[MATERIAL SUPPLIED]
· · ·
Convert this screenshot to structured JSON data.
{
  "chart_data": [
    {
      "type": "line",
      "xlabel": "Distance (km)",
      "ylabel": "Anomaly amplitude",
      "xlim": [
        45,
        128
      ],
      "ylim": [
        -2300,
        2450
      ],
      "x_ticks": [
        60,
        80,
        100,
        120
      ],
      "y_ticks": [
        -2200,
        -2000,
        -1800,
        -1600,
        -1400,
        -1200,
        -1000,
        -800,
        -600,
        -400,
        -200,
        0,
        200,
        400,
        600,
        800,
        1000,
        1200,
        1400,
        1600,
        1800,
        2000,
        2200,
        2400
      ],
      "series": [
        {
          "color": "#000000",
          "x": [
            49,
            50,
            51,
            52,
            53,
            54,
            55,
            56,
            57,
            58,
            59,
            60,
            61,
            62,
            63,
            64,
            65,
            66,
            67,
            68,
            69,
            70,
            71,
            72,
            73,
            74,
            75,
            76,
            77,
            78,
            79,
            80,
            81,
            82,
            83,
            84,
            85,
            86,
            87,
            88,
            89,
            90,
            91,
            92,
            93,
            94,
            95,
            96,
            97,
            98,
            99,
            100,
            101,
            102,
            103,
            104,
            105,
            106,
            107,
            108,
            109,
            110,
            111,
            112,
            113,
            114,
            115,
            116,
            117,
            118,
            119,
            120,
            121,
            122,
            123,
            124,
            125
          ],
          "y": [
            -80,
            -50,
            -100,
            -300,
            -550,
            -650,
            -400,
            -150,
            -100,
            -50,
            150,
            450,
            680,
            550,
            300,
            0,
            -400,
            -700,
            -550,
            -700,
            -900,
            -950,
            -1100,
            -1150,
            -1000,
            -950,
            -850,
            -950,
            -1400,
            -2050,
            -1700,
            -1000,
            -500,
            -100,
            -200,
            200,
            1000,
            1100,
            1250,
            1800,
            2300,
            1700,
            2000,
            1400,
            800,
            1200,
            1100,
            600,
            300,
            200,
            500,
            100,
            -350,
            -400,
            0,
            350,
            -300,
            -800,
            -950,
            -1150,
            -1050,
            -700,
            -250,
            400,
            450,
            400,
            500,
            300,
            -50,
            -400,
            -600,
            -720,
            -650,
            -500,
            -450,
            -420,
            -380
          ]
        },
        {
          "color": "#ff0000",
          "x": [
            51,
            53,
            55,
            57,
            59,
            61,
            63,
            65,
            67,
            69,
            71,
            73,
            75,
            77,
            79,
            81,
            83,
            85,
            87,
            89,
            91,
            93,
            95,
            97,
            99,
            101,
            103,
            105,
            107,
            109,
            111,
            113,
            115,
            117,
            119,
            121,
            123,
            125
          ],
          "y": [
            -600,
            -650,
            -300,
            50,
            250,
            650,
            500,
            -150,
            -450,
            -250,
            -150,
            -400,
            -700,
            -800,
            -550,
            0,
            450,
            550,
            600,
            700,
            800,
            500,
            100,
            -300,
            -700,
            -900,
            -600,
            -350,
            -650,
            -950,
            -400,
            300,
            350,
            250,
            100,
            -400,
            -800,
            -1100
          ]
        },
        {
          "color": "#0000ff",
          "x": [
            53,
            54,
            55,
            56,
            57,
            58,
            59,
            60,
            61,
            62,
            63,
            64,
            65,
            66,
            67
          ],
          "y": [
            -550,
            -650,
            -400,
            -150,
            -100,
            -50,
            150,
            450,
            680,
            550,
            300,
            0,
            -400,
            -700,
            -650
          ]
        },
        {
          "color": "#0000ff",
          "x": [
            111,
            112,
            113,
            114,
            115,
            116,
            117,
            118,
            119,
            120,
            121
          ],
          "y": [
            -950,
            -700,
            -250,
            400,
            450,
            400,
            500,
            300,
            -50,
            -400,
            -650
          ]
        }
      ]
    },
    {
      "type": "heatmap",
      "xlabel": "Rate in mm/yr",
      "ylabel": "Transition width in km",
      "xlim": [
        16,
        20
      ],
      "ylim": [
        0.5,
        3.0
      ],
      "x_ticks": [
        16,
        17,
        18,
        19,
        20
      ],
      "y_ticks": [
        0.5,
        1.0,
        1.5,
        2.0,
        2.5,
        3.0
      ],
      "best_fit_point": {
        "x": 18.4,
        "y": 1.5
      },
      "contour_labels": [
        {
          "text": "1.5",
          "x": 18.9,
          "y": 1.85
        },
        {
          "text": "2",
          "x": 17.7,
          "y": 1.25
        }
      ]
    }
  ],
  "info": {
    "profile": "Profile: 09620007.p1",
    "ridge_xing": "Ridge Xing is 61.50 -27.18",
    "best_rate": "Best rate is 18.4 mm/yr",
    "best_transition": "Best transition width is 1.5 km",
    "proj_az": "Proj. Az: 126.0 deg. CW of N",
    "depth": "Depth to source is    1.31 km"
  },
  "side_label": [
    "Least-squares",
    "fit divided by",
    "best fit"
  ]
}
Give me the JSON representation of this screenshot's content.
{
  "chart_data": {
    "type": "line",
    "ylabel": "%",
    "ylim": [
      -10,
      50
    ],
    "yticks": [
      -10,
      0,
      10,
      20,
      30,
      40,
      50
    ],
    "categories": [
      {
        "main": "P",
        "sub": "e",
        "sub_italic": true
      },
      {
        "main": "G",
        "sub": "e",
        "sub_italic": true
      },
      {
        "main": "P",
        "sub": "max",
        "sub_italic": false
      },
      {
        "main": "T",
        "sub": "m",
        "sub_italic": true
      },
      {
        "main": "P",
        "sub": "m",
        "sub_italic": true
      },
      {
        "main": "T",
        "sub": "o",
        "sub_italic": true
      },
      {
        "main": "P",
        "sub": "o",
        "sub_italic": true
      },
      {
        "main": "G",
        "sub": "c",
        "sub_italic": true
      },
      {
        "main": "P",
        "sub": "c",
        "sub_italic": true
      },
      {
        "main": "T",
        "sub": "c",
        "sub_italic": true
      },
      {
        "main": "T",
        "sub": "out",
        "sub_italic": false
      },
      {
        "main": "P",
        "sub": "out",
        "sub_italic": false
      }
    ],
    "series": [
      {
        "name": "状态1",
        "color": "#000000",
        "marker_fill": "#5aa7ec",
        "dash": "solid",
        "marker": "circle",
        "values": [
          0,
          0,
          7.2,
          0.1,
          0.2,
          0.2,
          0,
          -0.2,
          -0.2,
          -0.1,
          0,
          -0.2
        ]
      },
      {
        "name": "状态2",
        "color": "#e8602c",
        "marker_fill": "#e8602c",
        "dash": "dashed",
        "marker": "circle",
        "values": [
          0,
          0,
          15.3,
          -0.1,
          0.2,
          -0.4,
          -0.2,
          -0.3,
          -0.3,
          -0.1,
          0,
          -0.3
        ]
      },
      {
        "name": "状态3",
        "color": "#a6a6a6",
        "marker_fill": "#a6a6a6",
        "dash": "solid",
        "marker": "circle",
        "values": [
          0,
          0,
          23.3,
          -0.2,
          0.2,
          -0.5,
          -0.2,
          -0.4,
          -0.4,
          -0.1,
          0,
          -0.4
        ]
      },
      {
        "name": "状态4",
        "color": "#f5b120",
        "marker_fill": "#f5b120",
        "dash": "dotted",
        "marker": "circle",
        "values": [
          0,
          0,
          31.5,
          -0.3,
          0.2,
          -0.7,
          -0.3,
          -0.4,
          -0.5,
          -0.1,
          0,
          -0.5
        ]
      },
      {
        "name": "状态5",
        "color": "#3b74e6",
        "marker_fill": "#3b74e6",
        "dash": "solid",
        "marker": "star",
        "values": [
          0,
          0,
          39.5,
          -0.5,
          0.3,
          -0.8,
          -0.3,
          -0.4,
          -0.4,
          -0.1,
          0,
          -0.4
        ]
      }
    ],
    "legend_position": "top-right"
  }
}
· · ·
[TASK OBJECTIVE] Write out every record shown above, word for word.

[EXERCISE OUTPUT]
Convert this screenshot to structured JSON data.
{
  "chart_data": [
    {
      "type": "line",
      "xlabel": "Distance (km)",
      "ylabel": "Anomaly amplitude",
      "xlim": [
        45,
        128
      ],
      "ylim": [
        -2300,
        2450
      ],
      "x_ticks": [
        60,
        80,
        100,
        120
      ],
      "y_ticks": [
        -2200,
        -2000,
        -1800,
        -1600,
        -1400,
        -1200,
        -1000,
        -800,
        -600,
        -400,
        -200,
        0,
        200,
        400,
        600,
        800,
        1000,
        1200,
        1400,
        1600,
        1800,
        2000,
        2200,
        2400
      ],
      "series": [
        {
          "color": "#000000",
          "x": [
            49,
            50,
            51,
            52,
            53,
            54,
            55,
            56,
            57,
            58,
            59,
            60,
            61,
            62,
            63,
            64,
            65,
            66,
            67,
            68,
            69,
            70,
            71,
            72,
            73,
            74,
            75,
            76,
            77,
            78,
            79,
            80,
            81,
            82,
            83,
            84,
            85,
            86,
            87,
            88,
            89,
            90,
            91,
            92,
            93,
            94,
            95,
            96,
            97,
            98,
            99,
            100,
            101,
            102,
            103,
            104,
            105,
            106,
            107,
            108,
            109,
            110,
            111,
            112,
            113,
            114,
            115,
            116,
            117,
            118,
            119,
            120,
            121,
            122,
            123,
            124,
            125
          ],
          "y": [
            -80,
            -50,
            -100,
            -300,
            -550,
            -650,
            -400,
            -150,
            -100,
            -50,
            150,
            450,
            680,
            550,
            300,
            0,
            -400,
            -700,
            -550,
            -700,
            -900,
            -950,
            -1100,
            -1150,
            -1000,
            -950,
            -850,
            -950,
            -1400,
            -2050,
            -1700,
            -1000,
            -500,
            -100,
            -200,
            200,
            1000,
            1100,
            1250,
            1800,
            2300,
            1700,
            2000,
            1400,
            800,
            1200,
            1100,
            600,
            300,
            200,
            500,
            100,
            -350,
            -400,
            0,
            350,
            -300,
            -800,
            -950,
            -1150,
            -1050,
            -700,
            -250,
            400,
            450,
            400,
            500,
            300,
            -50,
            -400,
            -600,
            -720,
            -650,
            -500,
            -450,
            -420,
            -380
          ]
        },
        {
          "color": "#ff0000",
          "x": [
            51,
            53,
            55,
            57,
            59,
            61,
            63,
            65,
            67,
            69,
            71,
            73,
            75,
            77,
            79,
            81,
            83,
            85,
            87,
            89,
            91,
            93,
            95,
            97,
            99,
            101,
            103,
            105,
            107,
            109,
            111,
            113,
            115,
            117,
            119,
            121,
            123,
            125
          ],
          "y": [
            -600,
            -650,
            -300,
            50,
            250,
            650,
            500,
            -150,
            -450,
            -250,
            -150,
            -400,
            -700,
            -800,
            -550,
            0,
            450,
            550,
            600,
            700,
            800,
            500,
            100,
            -300,
            -700,
            -900,
            -600,
            -350,
            -650,
            -950,
            -400,
            300,
            350,
            250,
            100,
            -400,
            -800,
            -1100
          ]
        },
        {
          "color": "#0000ff",
          "x": [
            53,
            54,
            55,
            56,
            57,
            58,
            59,
            60,
            61,
            62,
            63,
            64,
            65,
            66,
            67
          ],
          "y": [
            -550,
            -650,
            -400,
            -150,
            -100,
            -50,
            150,
            450,
            680,
            550,
            300,
            0,
            -400,
            -700,
            -650
          ]
        },
        {
          "color": "#0000ff",
          "x": [
            111,
            112,
            113,
            114,
            115,
            116,
            117,
            118,
            119,
            120,
            121
          ],
          "y": [
            -950,
            -700,
            -250,
            400,
            450,
            400,
            500,
            300,
            -50,
            -400,
            -650
          ]
        }
      ]
    },
    {
      "type": "heatmap",
      "xlabel": "Rate in mm/yr",
      "ylabel": "Transition width in km",
      "xlim": [
        16,
        20
      ],
      "ylim": [
        0.5,
        3.0
      ],
      "x_ticks": [
        16,
        17,
        18,
        19,
        20
      ],
      "y_ticks": [
        0.5,
        1.0,
        1.5,
        2.0,
        2.5,
        3.0
      ],
      "best_fit_point": {
        "x": 18.4,
        "y": 1.5
      },
      "contour_labels": [
        {
          "text": "1.5",
          "x": 18.9,
          "y": 1.85
        },
        {
          "text": "2",
          "x": 17.7,
          "y": 1.25
        }
      ]
    }
  ],
  "info": {
    "profile": "Profile: 09620007.p1",
    "ridge_xing": "Ridge Xing is 61.50 -27.18",
    "best_rate": "Best rate is 18.4 mm/yr",
    "best_transition": "Best transition width is 1.5 km",
    "proj_az": "Proj. Az: 126.0 deg. CW of N",
    "depth": "Depth to source is    1.31 km"
  },
  "side_label": [
    "Least-squares",
    "fit divided by",
    "best fit"
  ]
}
Give me the JSON representation of this screenshot's content.
{
  "chart_data": {
    "type": "line",
    "ylabel": "%",
    "ylim": [
      -10,
      50
    ],
    "yticks": [
      -10,
      0,
      10,
      20,
      30,
      40,
      50
    ],
    "categories": [
      {
        "main": "P",
        "sub": "e",
        "sub_italic": true
      },
      {
        "main": "G",
        "sub": "e",
        "sub_italic": true
      },
      {
        "main": "P",
        "sub": "max",
        "sub_italic": false
      },
      {
        "main": "T",
        "sub": "m",
        "sub_italic": true
      },
      {
        "main": "P",
        "sub": "m",
        "sub_italic": true
      },
      {
        "main": "T",
        "sub": "o",
        "sub_italic": true
      },
      {
        "main": "P",
        "sub": "o",
        "sub_italic": true
      },
      {
        "main": "G",
        "sub": "c",
        "sub_italic": true
      },
      {
        "main": "P",
        "sub": "c",
        "sub_italic": true
      },
      {
        "main": "T",
        "sub": "c",
        "sub_italic": true
      },
      {
        "main": "T",
        "sub": "out",
        "sub_italic": false
      },
      {
        "main": "P",
        "sub": "out",
        "sub_italic": false
      }
    ],
    "series": [
      {
        "name": "状态1",
        "color": "#000000",
        "marker_fill": "#5aa7ec",
        "dash": "solid",
        "marker": "circle",
        "values": [
          0,
          0,
          7.2,
          0.1,
          0.2,
          0.2,
          0,
          -0.2,
          -0.2,
          -0.1,
          0,
          -0.2
        ]
      },
      {
        "name": "状态2",
        "color": "#e8602c",
        "marker_fill": "#e8602c",
        "dash": "dashed",
        "marker": "circle",
        "values": [
          0,
          0,
          15.3,
          -0.1,
          0.2,
          -0.4,
          -0.2,
          -0.3,
          -0.3,
          -0.1,
          0,
          -0.3
        ]
      },
      {
        "name": "状态3",
        "color": "#a6a6a6",
        "marker_fill": "#a6a6a6",
        "dash": "solid",
        "marker": "circle",
        "values": [
          0,
          0,
          23.3,
          -0.2,
          0.2,
          -0.5,
          -0.2,
          -0.4,
          -0.4,
          -0.1,
          0,
          -0.4
        ]
      },
      {
        "name": "状态4",
        "color": "#f5b120",
        "marker_fill": "#f5b120",
        "dash": "dotted",
        "marker": "circle",
        "values": [
          0,
          0,
          31.5,
          -0.3,
          0.2,
          -0.7,
          -0.3,
          -0.4,
          -0.5,
          -0.1,
          0,
          -0.5
        ]
      },
      {
        "name": "状态5",
        "color": "#3b74e6",
        "marker_fill": "#3b74e6",
        "dash": "solid",
        "marker": "star",
        "values": [
          0,
          0,
          39.5,
          -0.5,
          0.3,
          -0.8,
          -0.3,
          -0.4,
          -0.4,
          -0.1,
          0,
          -0.4
        ]
      }
    ],
    "legend_position": "top-right"
  }
}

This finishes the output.